**Aim**
Starting at the line with "Read all visible content and emit it as JSON." and stopping at the final line, retype the data below exactly; do not carry over any pictures.

**Extracted records**
-=-=-=-=-

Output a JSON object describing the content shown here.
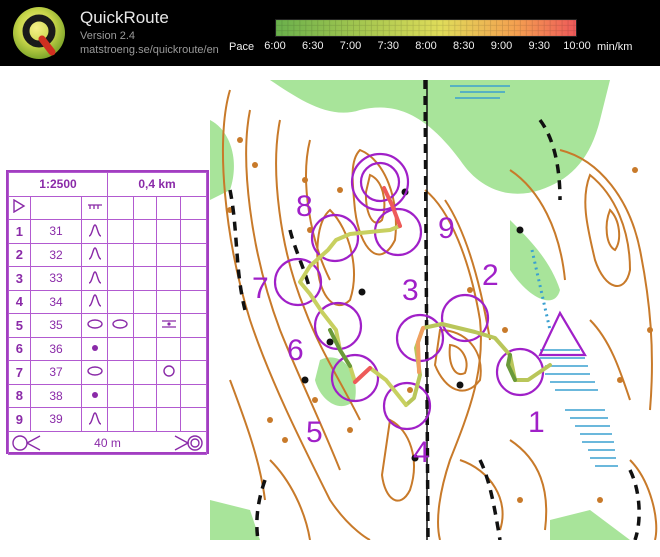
{
  "app": {
    "title": "QuickRoute",
    "version": "Version 2.4",
    "url": "matstroeng.se/quickroute/en"
  },
  "pace_legend": {
    "label": "Pace",
    "ticks": [
      "6:00",
      "6:30",
      "7:00",
      "7:30",
      "8:00",
      "8:30",
      "9:00",
      "9:30",
      "10:00"
    ],
    "unit": "min/km",
    "gradient": [
      "#6ab04c",
      "#a8c850",
      "#e0dc5a",
      "#f4a050",
      "#ee5a5a"
    ]
  },
  "control_description": {
    "scale": "1:2500",
    "length": "0,4 km",
    "rows": [
      {
        "num": "1",
        "code": "31"
      },
      {
        "num": "2",
        "code": "32"
      },
      {
        "num": "3",
        "code": "33"
      },
      {
        "num": "4",
        "code": "34"
      },
      {
        "num": "5",
        "code": "35"
      },
      {
        "num": "6",
        "code": "36"
      },
      {
        "num": "7",
        "code": "37"
      },
      {
        "num": "8",
        "code": "38"
      },
      {
        "num": "9",
        "code": "39"
      }
    ],
    "finish_distance": "40 m"
  },
  "map": {
    "control_labels": [
      "1",
      "2",
      "3",
      "4",
      "5",
      "6",
      "7",
      "8",
      "9"
    ],
    "colors": {
      "course": "#a020c8",
      "contour": "#c87a2a",
      "vegetation": "#9fe08f",
      "water": "#3aa0d0"
    }
  }
}
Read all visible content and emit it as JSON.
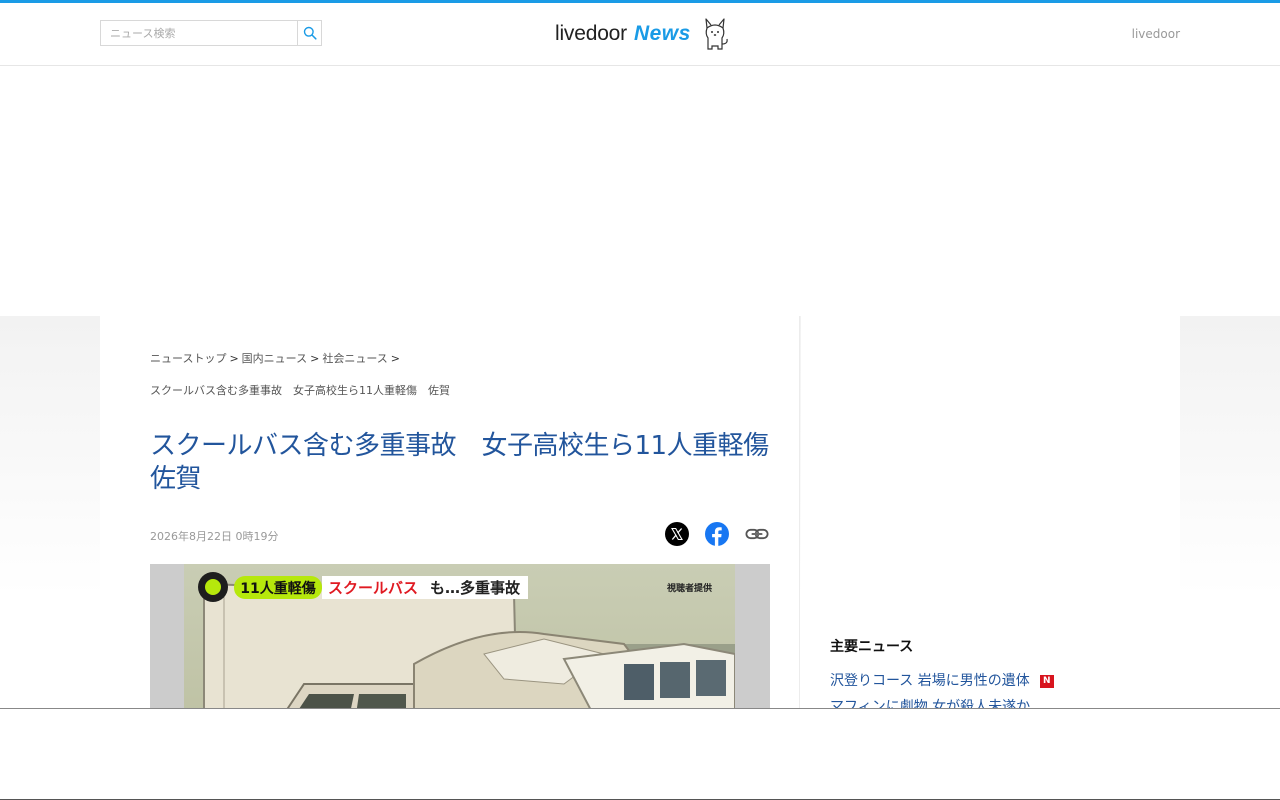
{
  "search": {
    "placeholder": "ニュース検索"
  },
  "logo": {
    "brand": "livedoor",
    "product": "News"
  },
  "header": {
    "right_link": "livedoor"
  },
  "breadcrumb": {
    "items": [
      "ニューストップ",
      "国内ニュース",
      "社会ニュース"
    ],
    "separator": ">",
    "current": "スクールバス含む多重事故　女子高校生ら11人重軽傷　佐賀"
  },
  "article": {
    "title": "スクールバス含む多重事故　女子高校生ら11人重軽傷　佐賀",
    "date": "2026年8月22日 0時19分",
    "image": {
      "badge_text": "11人重軽傷",
      "headline_red": "スクールバス",
      "headline_rest": "も…多重事故",
      "credit": "視聴者提供"
    }
  },
  "share": {
    "icons": [
      "x-icon",
      "facebook-icon",
      "link-icon"
    ]
  },
  "sidebar": {
    "heading": "主要ニュース",
    "items": [
      {
        "label": "沢登りコース 岩場に男性の遺体",
        "new": true,
        "badge": "N"
      },
      {
        "label": "マフィンに劇物 女が殺人未遂か",
        "new": false
      }
    ]
  },
  "colors": {
    "accent": "#1a9be6",
    "title": "#22559c",
    "badge_red": "#d8141e",
    "lime": "#b6e80c"
  }
}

-=-=-=-=-

**Solution to the exercise**
Read all visible content and emit it as JSON.
{
  "search": {
    "placeholder": "ニュース検索"
  },
  "logo": {
    "brand": "livedoor",
    "product": "News"
  },
  "header": {
    "right_link": "livedoor"
  },
  "breadcrumb": {
    "items": [
      "ニューストップ",
      "国内ニュース",
      "社会ニュース"
    ],
    "separator": ">",
    "current": "スクールバス含む多重事故　女子高校生ら11人重軽傷　佐賀"
  },
  "article": {
    "title": "スクールバス含む多重事故　女子高校生ら11人重軽傷　佐賀",
    "date": "2026年8月22日 0時19分",
    "image": {
      "badge_text": "11人重軽傷",
      "headline_red": "スクールバス",
      "headline_rest": "も…多重事故",
      "credit": "視聴者提供"
    }
  },
  "share": {
    "icons": [
      "x-icon",
      "facebook-icon",
      "link-icon"
    ]
  },
  "sidebar": {
    "heading": "主要ニュース",
    "items": [
      {
        "label": "沢登りコース 岩場に男性の遺体",
        "new": true,
        "badge": "N"
      },
      {
        "label": "マフィンに劇物 女が殺人未遂か",
        "new": false
      }
    ]
  },
  "colors": {
    "accent": "#1a9be6",
    "title": "#22559c",
    "badge_red": "#d8141e",
    "lime": "#b6e80c"
  }
}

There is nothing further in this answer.